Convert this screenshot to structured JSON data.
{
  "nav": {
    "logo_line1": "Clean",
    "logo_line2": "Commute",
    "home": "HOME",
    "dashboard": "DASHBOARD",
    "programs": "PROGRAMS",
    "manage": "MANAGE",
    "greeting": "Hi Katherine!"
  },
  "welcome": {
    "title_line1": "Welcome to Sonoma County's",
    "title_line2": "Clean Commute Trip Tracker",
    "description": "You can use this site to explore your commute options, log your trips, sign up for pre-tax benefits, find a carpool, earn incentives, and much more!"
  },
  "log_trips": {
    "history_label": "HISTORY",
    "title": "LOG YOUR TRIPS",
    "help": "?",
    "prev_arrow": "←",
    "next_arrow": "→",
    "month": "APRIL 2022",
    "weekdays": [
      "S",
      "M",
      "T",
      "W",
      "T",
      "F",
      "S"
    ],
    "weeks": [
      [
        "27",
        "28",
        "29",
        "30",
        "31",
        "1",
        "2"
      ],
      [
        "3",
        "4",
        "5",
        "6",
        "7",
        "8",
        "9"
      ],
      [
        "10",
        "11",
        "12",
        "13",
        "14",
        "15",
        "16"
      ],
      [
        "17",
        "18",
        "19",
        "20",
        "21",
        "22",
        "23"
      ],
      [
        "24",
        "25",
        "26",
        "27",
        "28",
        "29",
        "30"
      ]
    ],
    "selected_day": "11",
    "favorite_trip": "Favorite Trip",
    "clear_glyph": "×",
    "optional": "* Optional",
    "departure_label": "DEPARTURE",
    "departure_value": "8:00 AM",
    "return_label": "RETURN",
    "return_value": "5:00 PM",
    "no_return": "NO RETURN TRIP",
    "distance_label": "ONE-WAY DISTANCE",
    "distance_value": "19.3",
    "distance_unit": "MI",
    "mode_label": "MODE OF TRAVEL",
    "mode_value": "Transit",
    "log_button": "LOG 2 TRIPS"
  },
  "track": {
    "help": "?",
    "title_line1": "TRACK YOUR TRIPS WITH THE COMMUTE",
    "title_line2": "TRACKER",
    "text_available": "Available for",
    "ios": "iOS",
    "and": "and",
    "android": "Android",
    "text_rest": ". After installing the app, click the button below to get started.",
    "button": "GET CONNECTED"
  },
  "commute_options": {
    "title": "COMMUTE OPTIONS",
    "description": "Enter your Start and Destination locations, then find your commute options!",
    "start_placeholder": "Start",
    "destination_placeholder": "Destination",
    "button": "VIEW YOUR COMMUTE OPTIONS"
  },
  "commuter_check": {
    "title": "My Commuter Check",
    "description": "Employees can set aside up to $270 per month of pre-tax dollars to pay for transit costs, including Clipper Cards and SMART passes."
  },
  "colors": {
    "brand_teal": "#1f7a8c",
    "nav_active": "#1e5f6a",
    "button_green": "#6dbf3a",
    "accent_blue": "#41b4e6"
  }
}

__________

TASK TO COMPLETE:
Copy out every line that includes the word "Clean".

REPLY:
    "logo_line1": "Clean",
    "title_line2": "Clean Commute Trip Tracker",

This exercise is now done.